PROBLEM TO SOLVE ▸ Below is a block of records; reproduce all of them exactly and leave out any pictures.

= = = = =

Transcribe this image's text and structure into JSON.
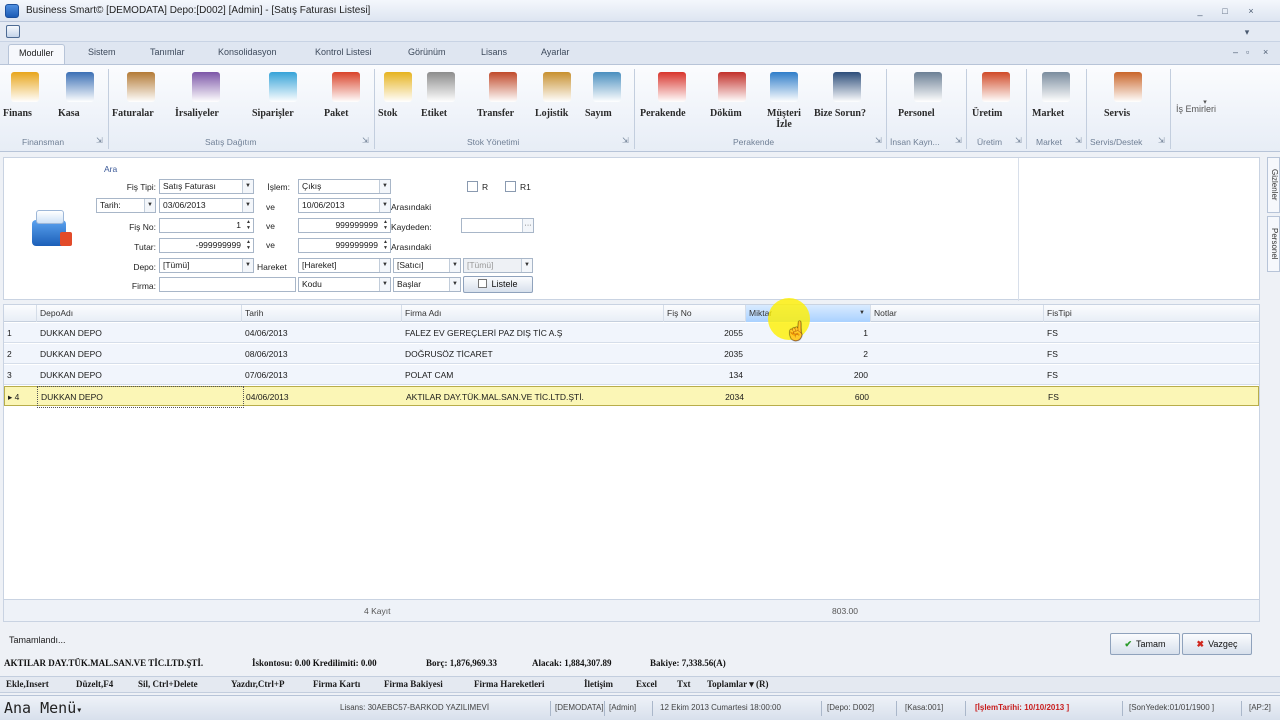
{
  "window": {
    "title": "Business Smart© [DEMODATA] Depo:[D002] [Admin] - [Satış Faturası Listesi]",
    "min": "_",
    "max": "□",
    "close": "×",
    "mdi_min": "–",
    "mdi_restore": "▫",
    "mdi_close": "×"
  },
  "tabs": [
    "Moduller",
    "Sistem",
    "Tanımlar",
    "Konsolidasyon",
    "Kontrol Listesi",
    "Görünüm",
    "Lisans",
    "Ayarlar"
  ],
  "ribbon": {
    "buttons": [
      "Finans",
      "Kasa",
      "Faturalar",
      "İrsaliyeler",
      "Siparişler",
      "Paket",
      "Stok",
      "Etiket",
      "Transfer",
      "Lojistik",
      "Sayım",
      "Perakende",
      "Döküm",
      "Müşteri İzle",
      "Bize Sorun?",
      "Personel",
      "Üretim",
      "Market",
      "Servis",
      "İş Emirleri"
    ],
    "groups": [
      "Finansman",
      "Satış Dağıtım",
      "Stok Yönetimi",
      "Perakende",
      "İnsan Kayn...",
      "Üretim",
      "Market",
      "Servis/Destek"
    ],
    "colors": [
      "#e8a61c",
      "#3b6fb5",
      "#b37a36",
      "#7c56a8",
      "#36a3d8",
      "#d9432a",
      "#e6b31f",
      "#8c8c8c",
      "#c04a2b",
      "#c7902f",
      "#4a8fbf",
      "#d8342c",
      "#c2302a",
      "#2f7dc9",
      "#2d4d7a",
      "#6b7f95",
      "#d04a28",
      "#7a8c9e",
      "#c9652a",
      "#8d9bb0"
    ]
  },
  "filter": {
    "section": "Ara",
    "fis_tipi_label": "Fiş Tipi:",
    "fis_tipi_value": "Satış Faturası",
    "islem_label": "İşlem:",
    "islem_value": "Çıkış",
    "chk1_label": "R",
    "chk2_label": "R1",
    "tarih_label": "Tarih:",
    "tarih_from": "03/06/2013",
    "ve": "ve",
    "tarih_to": "10/06/2013",
    "arasindaki": "Arasındaki",
    "fisno_label": "Fiş No:",
    "fisno_from": "1",
    "fisno_to": "999999999",
    "kaydeden_label": "Kaydeden:",
    "kaydeden_value": "",
    "ellipsis": "···",
    "tutar_label": "Tutar:",
    "tutar_from": "-999999999",
    "tutar_to": "999999999",
    "depo_label": "Depo:",
    "depo_value": "[Tümü]",
    "hareket_label": "Hareket",
    "hareket_value": "[Hareket]",
    "satici_value": "[Satıcı]",
    "tumu2_value": "[Tümü]",
    "firma_label": "Firma:",
    "firma_value": "",
    "kodu_value": "Kodu",
    "baslar_value": "Başlar",
    "listele_label": "Listele"
  },
  "grid": {
    "columns": [
      "DepoAdı",
      "Tarih",
      "Firma Adı",
      "Fiş No",
      "Miktar",
      "Notlar",
      "FisTipi"
    ],
    "rows": [
      {
        "n": "1",
        "depo": "DUKKAN DEPO",
        "tarih": "04/06/2013",
        "firma": "FALEZ EV GEREÇLERİ PAZ DIŞ TİC A.Ş",
        "fisno": "2055",
        "miktar": "1",
        "notlar": "",
        "fistipi": "FS"
      },
      {
        "n": "2",
        "depo": "DUKKAN DEPO",
        "tarih": "08/06/2013",
        "firma": "DOĞRUSÖZ TİCARET",
        "fisno": "2035",
        "miktar": "2",
        "notlar": "",
        "fistipi": "FS"
      },
      {
        "n": "3",
        "depo": "DUKKAN DEPO",
        "tarih": "07/06/2013",
        "firma": "POLAT CAM",
        "fisno": "134",
        "miktar": "200",
        "notlar": "",
        "fistipi": "FS"
      },
      {
        "n": "▸ 4",
        "depo": "DUKKAN DEPO",
        "tarih": "04/06/2013",
        "firma": "AKTILAR DAY.TÜK.MAL.SAN.VE TİC.LTD.ŞTİ.",
        "fisno": "2034",
        "miktar": "600",
        "notlar": "",
        "fistipi": "FS"
      }
    ],
    "footer_count": "4 Kayıt",
    "footer_sum": "803.00"
  },
  "status_text": "Tamamlandı...",
  "buttons": {
    "tamam": "Tamam",
    "vazgec": "Vazgeç"
  },
  "side_tabs": [
    "Gizlenler",
    "Personel"
  ],
  "info": {
    "firma": "AKTILAR DAY.TÜK.MAL.SAN.VE TİC.LTD.ŞTİ.",
    "iskonto": "İskontosu: 0.00 Kredilimiti: 0.00",
    "borc": "Borç: 1,876,969.33",
    "alacak": "Alacak: 1,884,307.89",
    "bakiye": "Bakiye: 7,338.56(A)"
  },
  "shortcuts": [
    "Ekle,Insert",
    "Düzelt,F4",
    "Sil, Ctrl+Delete",
    "Yazdır,Ctrl+P",
    "Firma Kartı",
    "Firma Bakiyesi",
    "Firma Hareketleri",
    "İletişim",
    "Excel",
    "Txt",
    "Toplamlar ▾ (R)"
  ],
  "statusbar": {
    "menu": "Ana Menü",
    "items": [
      "Lisans: 30AEBC57-BARKOD YAZILIMEVİ",
      "[DEMODATA]",
      "[Admin]",
      "12 Ekim 2013 Cumartesi 18:00:00",
      "[Depo: D002]",
      "[Kasa:001]",
      "[İşlemTarihi: 10/10/2013 ]",
      "[SonYedek:01/01/1900 ]",
      "[AP:2]"
    ]
  }
}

= = = = =

OUTPUT FOR THIS TASK ▸
Transcribe this image's text and structure into JSON.
{
  "window": {
    "title": "Business Smart© [DEMODATA] Depo:[D002] [Admin] - [Satış Faturası Listesi]",
    "min": "_",
    "max": "□",
    "close": "×",
    "mdi_min": "–",
    "mdi_restore": "▫",
    "mdi_close": "×"
  },
  "tabs": [
    "Moduller",
    "Sistem",
    "Tanımlar",
    "Konsolidasyon",
    "Kontrol Listesi",
    "Görünüm",
    "Lisans",
    "Ayarlar"
  ],
  "ribbon": {
    "buttons": [
      "Finans",
      "Kasa",
      "Faturalar",
      "İrsaliyeler",
      "Siparişler",
      "Paket",
      "Stok",
      "Etiket",
      "Transfer",
      "Lojistik",
      "Sayım",
      "Perakende",
      "Döküm",
      "Müşteri İzle",
      "Bize Sorun?",
      "Personel",
      "Üretim",
      "Market",
      "Servis",
      "İş Emirleri"
    ],
    "groups": [
      "Finansman",
      "Satış Dağıtım",
      "Stok Yönetimi",
      "Perakende",
      "İnsan Kayn...",
      "Üretim",
      "Market",
      "Servis/Destek"
    ],
    "colors": [
      "#e8a61c",
      "#3b6fb5",
      "#b37a36",
      "#7c56a8",
      "#36a3d8",
      "#d9432a",
      "#e6b31f",
      "#8c8c8c",
      "#c04a2b",
      "#c7902f",
      "#4a8fbf",
      "#d8342c",
      "#c2302a",
      "#2f7dc9",
      "#2d4d7a",
      "#6b7f95",
      "#d04a28",
      "#7a8c9e",
      "#c9652a",
      "#8d9bb0"
    ]
  },
  "filter": {
    "section": "Ara",
    "fis_tipi_label": "Fiş Tipi:",
    "fis_tipi_value": "Satış Faturası",
    "islem_label": "İşlem:",
    "islem_value": "Çıkış",
    "chk1_label": "R",
    "chk2_label": "R1",
    "tarih_label": "Tarih:",
    "tarih_from": "03/06/2013",
    "ve": "ve",
    "tarih_to": "10/06/2013",
    "arasindaki": "Arasındaki",
    "fisno_label": "Fiş No:",
    "fisno_from": "1",
    "fisno_to": "999999999",
    "kaydeden_label": "Kaydeden:",
    "kaydeden_value": "",
    "ellipsis": "···",
    "tutar_label": "Tutar:",
    "tutar_from": "-999999999",
    "tutar_to": "999999999",
    "depo_label": "Depo:",
    "depo_value": "[Tümü]",
    "hareket_label": "Hareket",
    "hareket_value": "[Hareket]",
    "satici_value": "[Satıcı]",
    "tumu2_value": "[Tümü]",
    "firma_label": "Firma:",
    "firma_value": "",
    "kodu_value": "Kodu",
    "baslar_value": "Başlar",
    "listele_label": "Listele"
  },
  "grid": {
    "columns": [
      "DepoAdı",
      "Tarih",
      "Firma Adı",
      "Fiş No",
      "Miktar",
      "Notlar",
      "FisTipi"
    ],
    "rows": [
      {
        "n": "1",
        "depo": "DUKKAN DEPO",
        "tarih": "04/06/2013",
        "firma": "FALEZ EV GEREÇLERİ PAZ DIŞ TİC A.Ş",
        "fisno": "2055",
        "miktar": "1",
        "notlar": "",
        "fistipi": "FS"
      },
      {
        "n": "2",
        "depo": "DUKKAN DEPO",
        "tarih": "08/06/2013",
        "firma": "DOĞRUSÖZ TİCARET",
        "fisno": "2035",
        "miktar": "2",
        "notlar": "",
        "fistipi": "FS"
      },
      {
        "n": "3",
        "depo": "DUKKAN DEPO",
        "tarih": "07/06/2013",
        "firma": "POLAT CAM",
        "fisno": "134",
        "miktar": "200",
        "notlar": "",
        "fistipi": "FS"
      },
      {
        "n": "▸ 4",
        "depo": "DUKKAN DEPO",
        "tarih": "04/06/2013",
        "firma": "AKTILAR DAY.TÜK.MAL.SAN.VE TİC.LTD.ŞTİ.",
        "fisno": "2034",
        "miktar": "600",
        "notlar": "",
        "fistipi": "FS"
      }
    ],
    "footer_count": "4 Kayıt",
    "footer_sum": "803.00"
  },
  "status_text": "Tamamlandı...",
  "buttons": {
    "tamam": "Tamam",
    "vazgec": "Vazgeç"
  },
  "side_tabs": [
    "Gizlenler",
    "Personel"
  ],
  "info": {
    "firma": "AKTILAR DAY.TÜK.MAL.SAN.VE TİC.LTD.ŞTİ.",
    "iskonto": "İskontosu: 0.00 Kredilimiti: 0.00",
    "borc": "Borç: 1,876,969.33",
    "alacak": "Alacak: 1,884,307.89",
    "bakiye": "Bakiye: 7,338.56(A)"
  },
  "shortcuts": [
    "Ekle,Insert",
    "Düzelt,F4",
    "Sil, Ctrl+Delete",
    "Yazdır,Ctrl+P",
    "Firma Kartı",
    "Firma Bakiyesi",
    "Firma Hareketleri",
    "İletişim",
    "Excel",
    "Txt",
    "Toplamlar ▾ (R)"
  ],
  "statusbar": {
    "menu": "Ana Menü",
    "items": [
      "Lisans: 30AEBC57-BARKOD YAZILIMEVİ",
      "[DEMODATA]",
      "[Admin]",
      "12 Ekim 2013 Cumartesi 18:00:00",
      "[Depo: D002]",
      "[Kasa:001]",
      "[İşlemTarihi: 10/10/2013 ]",
      "[SonYedek:01/01/1900 ]",
      "[AP:2]"
    ]
  }
}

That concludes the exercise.